_Instruction_
Find each line with the word "Email" in it, then give the total alone.

_Data supplied_
-=-=-=-=-
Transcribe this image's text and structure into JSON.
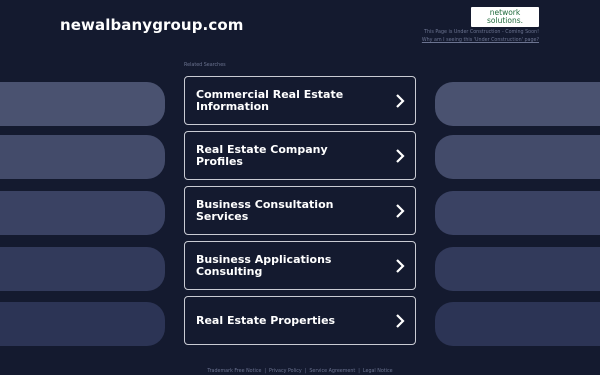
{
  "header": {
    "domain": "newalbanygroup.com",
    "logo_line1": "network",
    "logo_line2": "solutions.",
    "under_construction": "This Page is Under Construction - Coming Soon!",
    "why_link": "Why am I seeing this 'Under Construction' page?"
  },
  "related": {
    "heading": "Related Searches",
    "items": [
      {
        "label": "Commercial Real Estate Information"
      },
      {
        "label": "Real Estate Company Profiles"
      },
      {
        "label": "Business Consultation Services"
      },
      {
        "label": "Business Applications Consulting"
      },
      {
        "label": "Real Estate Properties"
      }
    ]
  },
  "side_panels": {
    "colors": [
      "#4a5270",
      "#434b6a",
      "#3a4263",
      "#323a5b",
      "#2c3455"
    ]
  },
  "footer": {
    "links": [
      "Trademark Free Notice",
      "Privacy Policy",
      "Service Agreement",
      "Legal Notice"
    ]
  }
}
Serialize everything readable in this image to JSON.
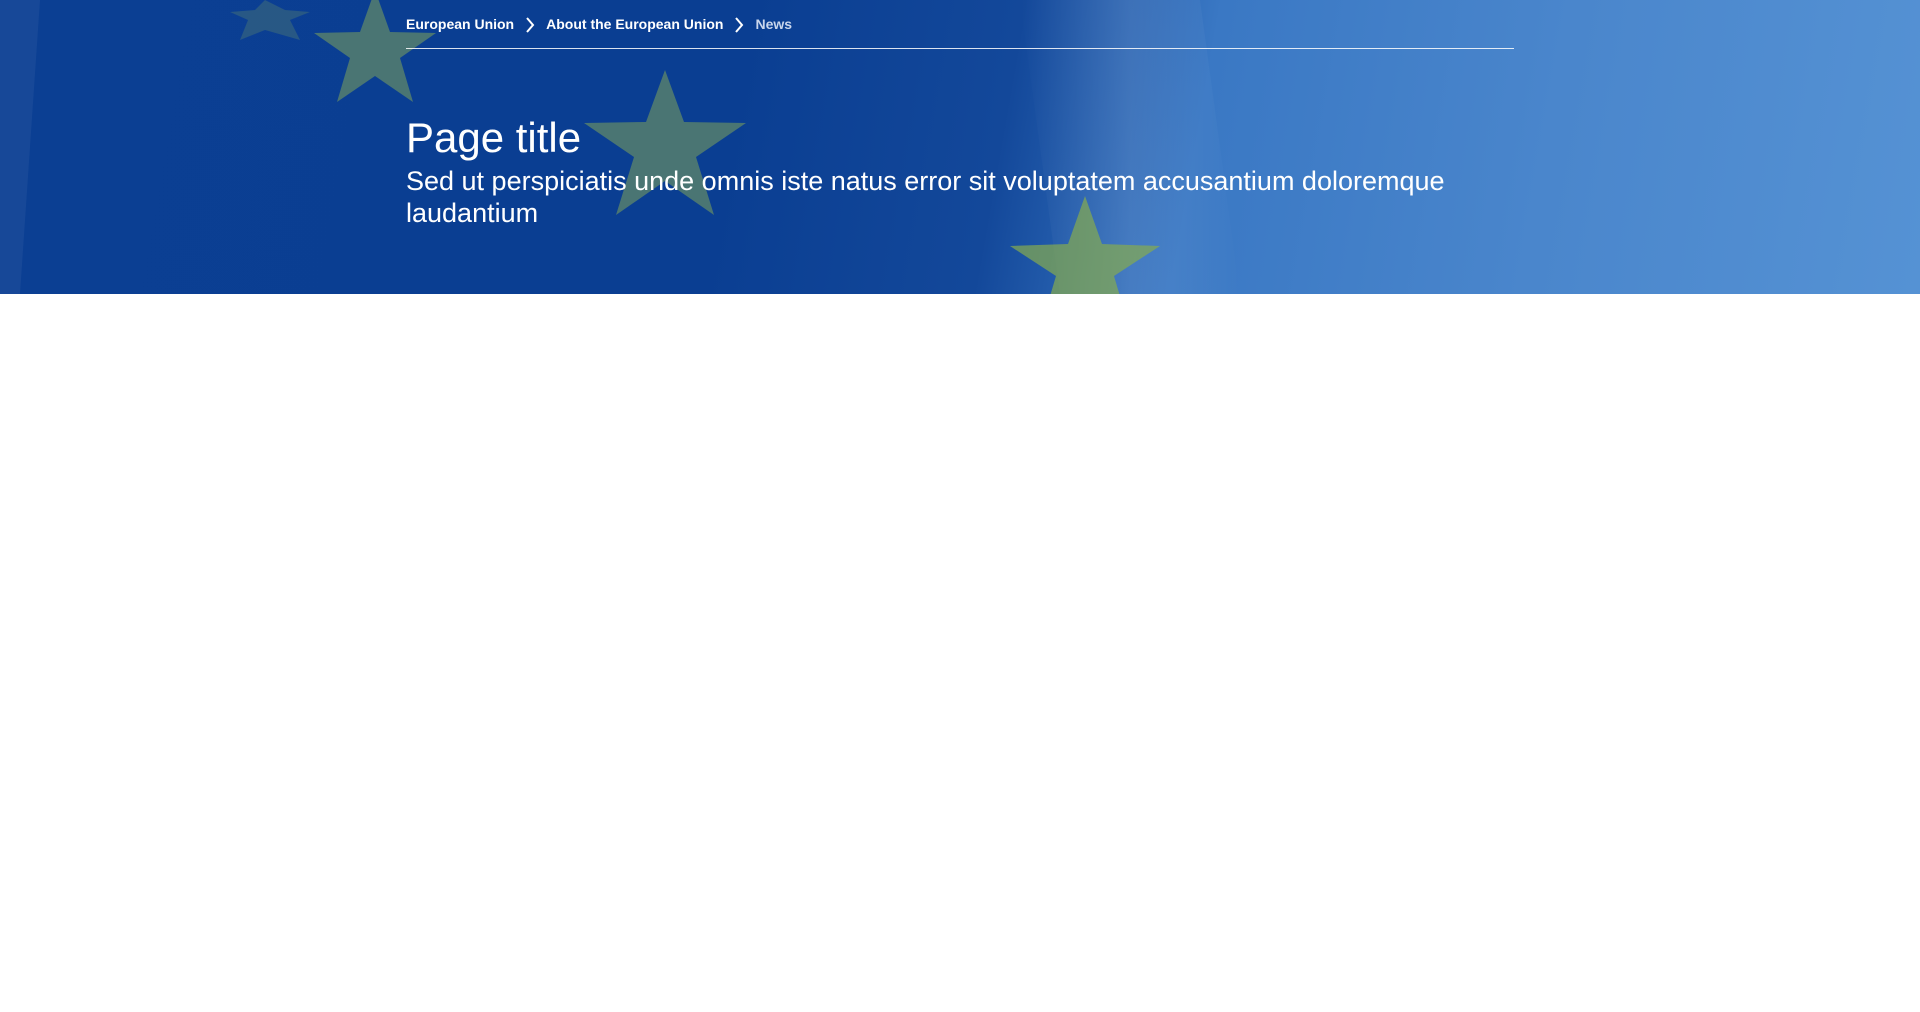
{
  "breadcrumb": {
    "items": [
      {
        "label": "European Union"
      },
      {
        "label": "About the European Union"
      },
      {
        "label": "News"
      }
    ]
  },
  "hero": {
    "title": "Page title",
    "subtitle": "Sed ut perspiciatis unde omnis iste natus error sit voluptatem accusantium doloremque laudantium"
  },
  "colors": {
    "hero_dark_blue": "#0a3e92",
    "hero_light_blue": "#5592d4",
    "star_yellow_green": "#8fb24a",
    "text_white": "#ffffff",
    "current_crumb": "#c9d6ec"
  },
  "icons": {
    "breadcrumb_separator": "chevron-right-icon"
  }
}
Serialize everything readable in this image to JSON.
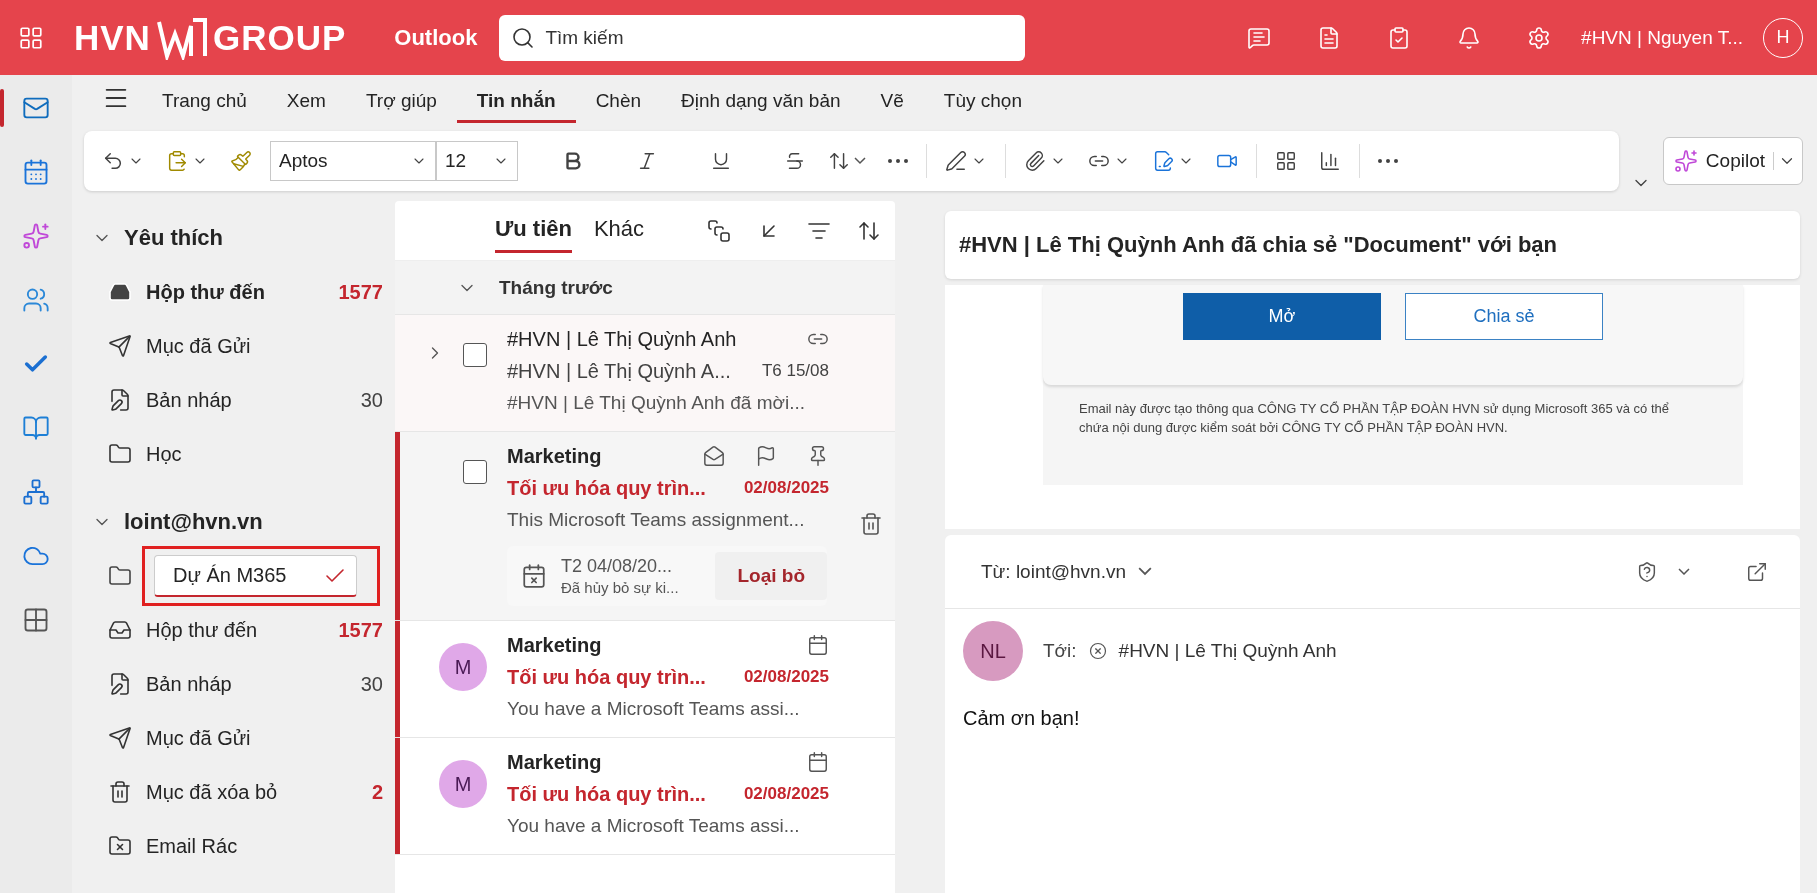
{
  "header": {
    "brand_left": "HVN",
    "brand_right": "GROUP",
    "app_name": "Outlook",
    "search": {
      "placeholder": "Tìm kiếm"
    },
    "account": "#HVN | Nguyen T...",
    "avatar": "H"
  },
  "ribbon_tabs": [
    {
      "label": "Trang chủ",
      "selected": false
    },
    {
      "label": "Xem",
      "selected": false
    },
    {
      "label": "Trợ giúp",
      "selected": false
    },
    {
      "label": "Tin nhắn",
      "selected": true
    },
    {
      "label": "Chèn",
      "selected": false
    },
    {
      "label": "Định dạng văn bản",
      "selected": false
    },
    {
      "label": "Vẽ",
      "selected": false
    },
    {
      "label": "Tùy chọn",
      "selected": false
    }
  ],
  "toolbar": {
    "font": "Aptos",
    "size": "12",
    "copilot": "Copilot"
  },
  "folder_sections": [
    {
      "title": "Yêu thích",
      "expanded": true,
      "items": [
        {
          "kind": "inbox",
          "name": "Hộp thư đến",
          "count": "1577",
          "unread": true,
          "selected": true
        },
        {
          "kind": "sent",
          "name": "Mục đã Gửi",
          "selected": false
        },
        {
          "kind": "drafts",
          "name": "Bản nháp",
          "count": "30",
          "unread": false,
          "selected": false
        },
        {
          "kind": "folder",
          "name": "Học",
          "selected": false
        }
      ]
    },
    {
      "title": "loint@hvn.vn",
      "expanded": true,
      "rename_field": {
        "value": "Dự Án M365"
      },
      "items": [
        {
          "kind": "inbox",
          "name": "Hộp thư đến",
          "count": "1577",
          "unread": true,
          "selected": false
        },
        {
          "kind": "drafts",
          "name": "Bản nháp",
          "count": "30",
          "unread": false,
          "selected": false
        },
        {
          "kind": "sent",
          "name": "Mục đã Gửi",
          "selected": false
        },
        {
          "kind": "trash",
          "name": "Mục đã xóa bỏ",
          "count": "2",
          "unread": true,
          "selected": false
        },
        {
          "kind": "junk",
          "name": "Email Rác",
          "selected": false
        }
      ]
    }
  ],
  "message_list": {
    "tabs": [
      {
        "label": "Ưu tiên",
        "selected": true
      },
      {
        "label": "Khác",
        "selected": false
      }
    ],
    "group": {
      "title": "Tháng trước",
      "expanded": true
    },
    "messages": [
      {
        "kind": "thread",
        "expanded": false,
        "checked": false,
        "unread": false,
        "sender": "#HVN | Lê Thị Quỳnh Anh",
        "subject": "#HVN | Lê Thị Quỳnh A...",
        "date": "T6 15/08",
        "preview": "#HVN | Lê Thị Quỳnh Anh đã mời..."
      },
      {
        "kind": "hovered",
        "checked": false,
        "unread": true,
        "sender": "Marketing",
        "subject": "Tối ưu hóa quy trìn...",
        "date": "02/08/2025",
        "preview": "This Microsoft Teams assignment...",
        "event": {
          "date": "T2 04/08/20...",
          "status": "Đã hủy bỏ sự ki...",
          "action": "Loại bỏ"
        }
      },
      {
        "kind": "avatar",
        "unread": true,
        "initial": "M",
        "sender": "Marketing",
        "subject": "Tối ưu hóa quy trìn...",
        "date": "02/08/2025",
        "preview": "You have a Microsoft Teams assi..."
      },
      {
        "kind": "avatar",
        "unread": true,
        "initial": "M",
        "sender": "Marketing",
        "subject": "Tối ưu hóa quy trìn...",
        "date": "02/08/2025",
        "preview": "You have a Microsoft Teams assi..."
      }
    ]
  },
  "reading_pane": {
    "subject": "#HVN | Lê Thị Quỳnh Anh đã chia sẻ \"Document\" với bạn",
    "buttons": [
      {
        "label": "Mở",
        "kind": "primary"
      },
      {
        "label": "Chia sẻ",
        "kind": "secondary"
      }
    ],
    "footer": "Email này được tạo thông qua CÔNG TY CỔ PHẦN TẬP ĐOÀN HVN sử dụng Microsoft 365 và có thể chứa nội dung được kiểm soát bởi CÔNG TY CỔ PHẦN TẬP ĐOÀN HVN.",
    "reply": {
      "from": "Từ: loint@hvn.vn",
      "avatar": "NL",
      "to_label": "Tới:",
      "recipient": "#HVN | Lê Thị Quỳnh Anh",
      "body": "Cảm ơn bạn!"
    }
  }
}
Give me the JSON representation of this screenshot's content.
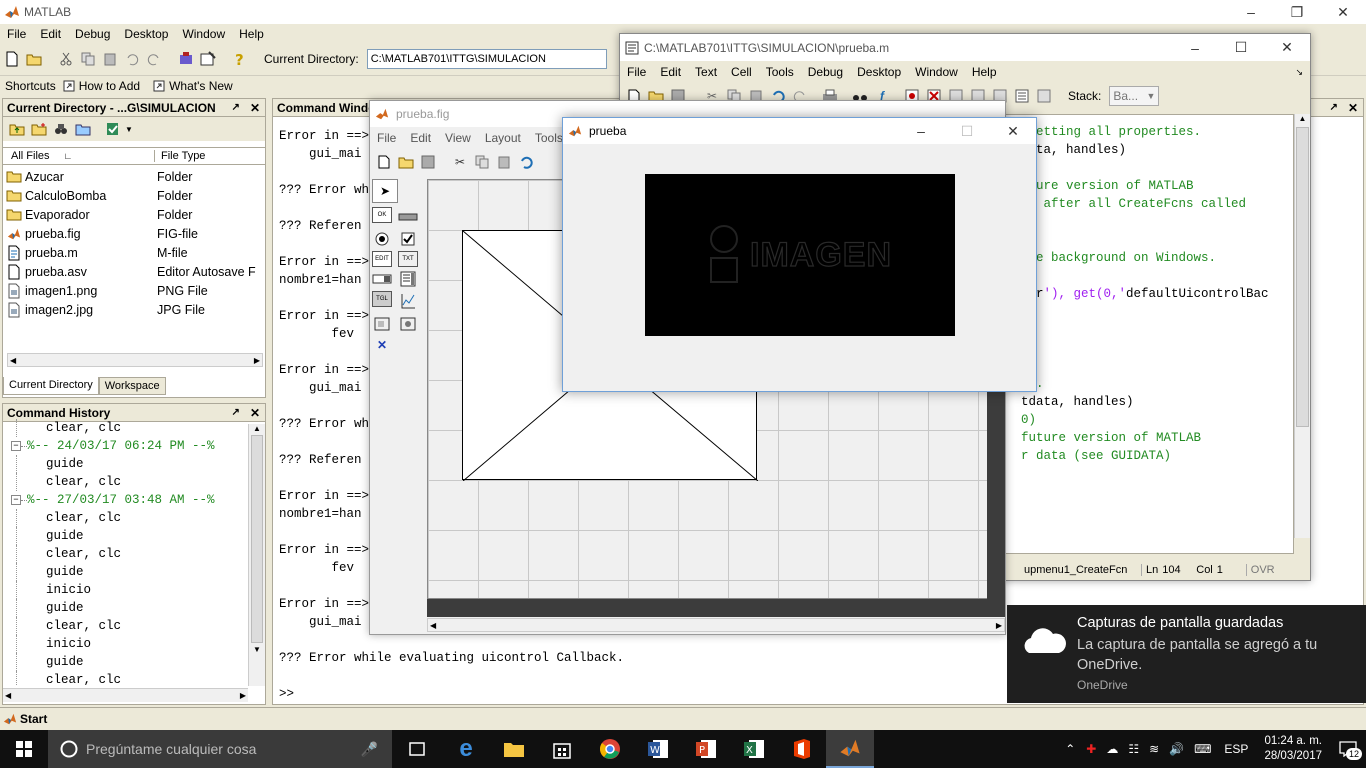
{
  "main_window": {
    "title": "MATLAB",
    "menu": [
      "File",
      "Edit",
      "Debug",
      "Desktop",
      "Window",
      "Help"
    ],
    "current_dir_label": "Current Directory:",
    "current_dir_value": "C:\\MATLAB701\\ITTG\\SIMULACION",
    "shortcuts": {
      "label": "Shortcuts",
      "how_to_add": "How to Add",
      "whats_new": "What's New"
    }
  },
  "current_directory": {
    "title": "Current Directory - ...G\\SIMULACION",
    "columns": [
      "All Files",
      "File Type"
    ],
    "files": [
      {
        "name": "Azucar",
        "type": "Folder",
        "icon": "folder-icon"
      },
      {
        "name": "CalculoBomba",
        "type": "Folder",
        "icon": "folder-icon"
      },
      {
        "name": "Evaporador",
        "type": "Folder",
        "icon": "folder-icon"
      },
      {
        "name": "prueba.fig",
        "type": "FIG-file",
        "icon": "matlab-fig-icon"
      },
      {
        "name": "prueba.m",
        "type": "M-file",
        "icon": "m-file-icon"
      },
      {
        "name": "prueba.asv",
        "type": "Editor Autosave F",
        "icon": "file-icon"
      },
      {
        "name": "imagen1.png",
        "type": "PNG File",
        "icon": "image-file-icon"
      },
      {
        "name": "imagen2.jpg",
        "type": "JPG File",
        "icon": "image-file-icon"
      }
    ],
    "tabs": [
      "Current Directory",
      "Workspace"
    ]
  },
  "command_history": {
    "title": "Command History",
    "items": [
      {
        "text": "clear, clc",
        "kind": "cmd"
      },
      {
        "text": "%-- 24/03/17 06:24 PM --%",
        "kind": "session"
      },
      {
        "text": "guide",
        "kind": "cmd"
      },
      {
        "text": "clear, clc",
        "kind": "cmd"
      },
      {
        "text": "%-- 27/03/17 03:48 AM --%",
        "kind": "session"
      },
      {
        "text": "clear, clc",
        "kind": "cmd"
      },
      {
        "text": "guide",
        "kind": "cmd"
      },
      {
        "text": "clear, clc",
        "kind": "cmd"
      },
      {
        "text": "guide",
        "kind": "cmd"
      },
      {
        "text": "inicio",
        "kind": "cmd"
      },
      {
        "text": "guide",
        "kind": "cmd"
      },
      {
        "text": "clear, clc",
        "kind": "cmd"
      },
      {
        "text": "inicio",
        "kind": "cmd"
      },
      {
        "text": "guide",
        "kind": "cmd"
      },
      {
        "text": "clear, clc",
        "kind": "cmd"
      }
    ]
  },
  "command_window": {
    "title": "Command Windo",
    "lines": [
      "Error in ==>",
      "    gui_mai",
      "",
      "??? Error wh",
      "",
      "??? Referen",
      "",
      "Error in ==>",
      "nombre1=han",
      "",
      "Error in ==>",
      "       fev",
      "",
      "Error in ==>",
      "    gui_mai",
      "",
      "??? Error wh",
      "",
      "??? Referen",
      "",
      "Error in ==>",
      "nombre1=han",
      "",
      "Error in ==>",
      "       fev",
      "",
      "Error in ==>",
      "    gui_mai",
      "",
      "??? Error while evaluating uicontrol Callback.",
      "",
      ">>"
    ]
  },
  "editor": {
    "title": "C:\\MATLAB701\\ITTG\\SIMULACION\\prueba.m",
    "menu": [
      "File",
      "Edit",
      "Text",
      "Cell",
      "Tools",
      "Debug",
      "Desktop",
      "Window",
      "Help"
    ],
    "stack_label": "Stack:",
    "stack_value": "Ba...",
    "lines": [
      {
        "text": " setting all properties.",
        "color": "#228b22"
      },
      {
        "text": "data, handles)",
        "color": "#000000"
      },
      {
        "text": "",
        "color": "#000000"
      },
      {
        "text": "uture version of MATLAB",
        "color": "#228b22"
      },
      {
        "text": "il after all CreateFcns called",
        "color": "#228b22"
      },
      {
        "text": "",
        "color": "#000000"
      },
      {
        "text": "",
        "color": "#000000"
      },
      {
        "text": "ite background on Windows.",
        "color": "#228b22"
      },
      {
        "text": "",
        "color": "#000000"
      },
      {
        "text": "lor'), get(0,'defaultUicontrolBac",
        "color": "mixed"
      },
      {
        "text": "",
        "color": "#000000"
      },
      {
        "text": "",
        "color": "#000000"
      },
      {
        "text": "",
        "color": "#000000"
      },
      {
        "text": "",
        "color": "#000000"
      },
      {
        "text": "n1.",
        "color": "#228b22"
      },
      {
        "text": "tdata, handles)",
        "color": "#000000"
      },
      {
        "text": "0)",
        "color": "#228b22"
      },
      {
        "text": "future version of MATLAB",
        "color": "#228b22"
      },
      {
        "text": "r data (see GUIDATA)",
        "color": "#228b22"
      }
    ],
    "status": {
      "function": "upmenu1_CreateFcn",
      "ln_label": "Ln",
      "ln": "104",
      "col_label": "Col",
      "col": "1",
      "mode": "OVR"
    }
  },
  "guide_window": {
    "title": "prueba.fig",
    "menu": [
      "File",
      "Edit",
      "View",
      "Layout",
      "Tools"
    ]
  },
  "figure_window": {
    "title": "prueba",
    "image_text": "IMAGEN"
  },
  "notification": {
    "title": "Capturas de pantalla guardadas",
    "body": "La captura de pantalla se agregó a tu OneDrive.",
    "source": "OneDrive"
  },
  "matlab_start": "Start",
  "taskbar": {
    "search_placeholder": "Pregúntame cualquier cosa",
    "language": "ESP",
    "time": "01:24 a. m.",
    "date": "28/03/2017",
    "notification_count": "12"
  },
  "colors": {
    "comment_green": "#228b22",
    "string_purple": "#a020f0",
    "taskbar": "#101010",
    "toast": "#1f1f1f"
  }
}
-=-=-=-=-
_Solution for this task_
2